------ MATERIAL SHOWN ------
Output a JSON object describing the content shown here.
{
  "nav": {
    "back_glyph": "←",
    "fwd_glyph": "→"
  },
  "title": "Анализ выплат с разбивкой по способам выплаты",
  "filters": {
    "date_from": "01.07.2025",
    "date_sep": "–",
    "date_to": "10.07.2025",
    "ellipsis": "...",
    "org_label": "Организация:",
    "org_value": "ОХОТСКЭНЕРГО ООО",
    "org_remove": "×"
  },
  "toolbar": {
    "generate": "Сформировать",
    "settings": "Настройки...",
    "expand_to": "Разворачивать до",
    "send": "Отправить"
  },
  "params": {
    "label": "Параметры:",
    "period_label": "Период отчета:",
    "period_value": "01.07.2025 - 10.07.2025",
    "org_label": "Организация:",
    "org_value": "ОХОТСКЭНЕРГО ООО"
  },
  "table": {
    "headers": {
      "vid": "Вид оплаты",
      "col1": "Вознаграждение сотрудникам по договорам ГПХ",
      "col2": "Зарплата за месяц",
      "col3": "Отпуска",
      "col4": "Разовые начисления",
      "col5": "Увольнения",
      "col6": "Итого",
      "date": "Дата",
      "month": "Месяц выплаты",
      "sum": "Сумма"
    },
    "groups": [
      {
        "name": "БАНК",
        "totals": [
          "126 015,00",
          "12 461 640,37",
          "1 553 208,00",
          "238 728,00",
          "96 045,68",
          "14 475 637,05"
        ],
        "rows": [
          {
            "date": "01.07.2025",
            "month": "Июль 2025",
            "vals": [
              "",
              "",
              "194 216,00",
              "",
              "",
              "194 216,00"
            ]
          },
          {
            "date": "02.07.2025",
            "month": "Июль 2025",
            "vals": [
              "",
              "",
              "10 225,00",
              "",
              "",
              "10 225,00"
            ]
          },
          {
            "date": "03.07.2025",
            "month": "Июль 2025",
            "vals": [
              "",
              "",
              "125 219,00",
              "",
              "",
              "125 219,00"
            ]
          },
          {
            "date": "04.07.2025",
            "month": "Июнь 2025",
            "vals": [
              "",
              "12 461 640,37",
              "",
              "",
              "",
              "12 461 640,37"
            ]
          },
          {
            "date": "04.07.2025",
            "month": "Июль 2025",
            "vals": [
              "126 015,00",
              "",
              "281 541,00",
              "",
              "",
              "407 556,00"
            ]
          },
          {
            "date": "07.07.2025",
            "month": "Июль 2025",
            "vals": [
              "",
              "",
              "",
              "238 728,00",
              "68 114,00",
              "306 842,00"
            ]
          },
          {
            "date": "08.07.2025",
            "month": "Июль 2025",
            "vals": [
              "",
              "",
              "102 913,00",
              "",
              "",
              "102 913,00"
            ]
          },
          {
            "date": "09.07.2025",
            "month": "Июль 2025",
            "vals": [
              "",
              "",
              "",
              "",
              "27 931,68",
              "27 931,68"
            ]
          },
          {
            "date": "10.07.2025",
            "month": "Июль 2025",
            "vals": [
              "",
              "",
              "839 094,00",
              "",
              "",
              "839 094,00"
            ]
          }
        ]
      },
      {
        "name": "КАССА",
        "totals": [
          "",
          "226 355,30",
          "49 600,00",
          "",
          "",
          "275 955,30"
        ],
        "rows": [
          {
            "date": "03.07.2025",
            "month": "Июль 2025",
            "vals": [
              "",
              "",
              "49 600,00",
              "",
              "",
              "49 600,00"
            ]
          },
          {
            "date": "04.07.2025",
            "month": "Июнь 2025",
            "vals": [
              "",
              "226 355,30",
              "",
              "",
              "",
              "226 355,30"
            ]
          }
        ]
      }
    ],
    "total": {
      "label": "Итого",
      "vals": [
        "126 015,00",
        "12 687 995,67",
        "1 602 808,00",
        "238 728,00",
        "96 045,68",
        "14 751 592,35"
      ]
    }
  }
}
------
Write out every entry verbatim.

* [RESULT OF THIS TASK]
Output a JSON object describing the content shown here.
{
  "nav": {
    "back_glyph": "←",
    "fwd_glyph": "→"
  },
  "title": "Анализ выплат с разбивкой по способам выплаты",
  "filters": {
    "date_from": "01.07.2025",
    "date_sep": "–",
    "date_to": "10.07.2025",
    "ellipsis": "...",
    "org_label": "Организация:",
    "org_value": "ОХОТСКЭНЕРГО ООО",
    "org_remove": "×"
  },
  "toolbar": {
    "generate": "Сформировать",
    "settings": "Настройки...",
    "expand_to": "Разворачивать до",
    "send": "Отправить"
  },
  "params": {
    "label": "Параметры:",
    "period_label": "Период отчета:",
    "period_value": "01.07.2025 - 10.07.2025",
    "org_label": "Организация:",
    "org_value": "ОХОТСКЭНЕРГО ООО"
  },
  "table": {
    "headers": {
      "vid": "Вид оплаты",
      "col1": "Вознаграждение сотрудникам по договорам ГПХ",
      "col2": "Зарплата за месяц",
      "col3": "Отпуска",
      "col4": "Разовые начисления",
      "col5": "Увольнения",
      "col6": "Итого",
      "date": "Дата",
      "month": "Месяц выплаты",
      "sum": "Сумма"
    },
    "groups": [
      {
        "name": "БАНК",
        "totals": [
          "126 015,00",
          "12 461 640,37",
          "1 553 208,00",
          "238 728,00",
          "96 045,68",
          "14 475 637,05"
        ],
        "rows": [
          {
            "date": "01.07.2025",
            "month": "Июль 2025",
            "vals": [
              "",
              "",
              "194 216,00",
              "",
              "",
              "194 216,00"
            ]
          },
          {
            "date": "02.07.2025",
            "month": "Июль 2025",
            "vals": [
              "",
              "",
              "10 225,00",
              "",
              "",
              "10 225,00"
            ]
          },
          {
            "date": "03.07.2025",
            "month": "Июль 2025",
            "vals": [
              "",
              "",
              "125 219,00",
              "",
              "",
              "125 219,00"
            ]
          },
          {
            "date": "04.07.2025",
            "month": "Июнь 2025",
            "vals": [
              "",
              "12 461 640,37",
              "",
              "",
              "",
              "12 461 640,37"
            ]
          },
          {
            "date": "04.07.2025",
            "month": "Июль 2025",
            "vals": [
              "126 015,00",
              "",
              "281 541,00",
              "",
              "",
              "407 556,00"
            ]
          },
          {
            "date": "07.07.2025",
            "month": "Июль 2025",
            "vals": [
              "",
              "",
              "",
              "238 728,00",
              "68 114,00",
              "306 842,00"
            ]
          },
          {
            "date": "08.07.2025",
            "month": "Июль 2025",
            "vals": [
              "",
              "",
              "102 913,00",
              "",
              "",
              "102 913,00"
            ]
          },
          {
            "date": "09.07.2025",
            "month": "Июль 2025",
            "vals": [
              "",
              "",
              "",
              "",
              "27 931,68",
              "27 931,68"
            ]
          },
          {
            "date": "10.07.2025",
            "month": "Июль 2025",
            "vals": [
              "",
              "",
              "839 094,00",
              "",
              "",
              "839 094,00"
            ]
          }
        ]
      },
      {
        "name": "КАССА",
        "totals": [
          "",
          "226 355,30",
          "49 600,00",
          "",
          "",
          "275 955,30"
        ],
        "rows": [
          {
            "date": "03.07.2025",
            "month": "Июль 2025",
            "vals": [
              "",
              "",
              "49 600,00",
              "",
              "",
              "49 600,00"
            ]
          },
          {
            "date": "04.07.2025",
            "month": "Июнь 2025",
            "vals": [
              "",
              "226 355,30",
              "",
              "",
              "",
              "226 355,30"
            ]
          }
        ]
      }
    ],
    "total": {
      "label": "Итого",
      "vals": [
        "126 015,00",
        "12 687 995,67",
        "1 602 808,00",
        "238 728,00",
        "96 045,68",
        "14 751 592,35"
      ]
    }
  }
}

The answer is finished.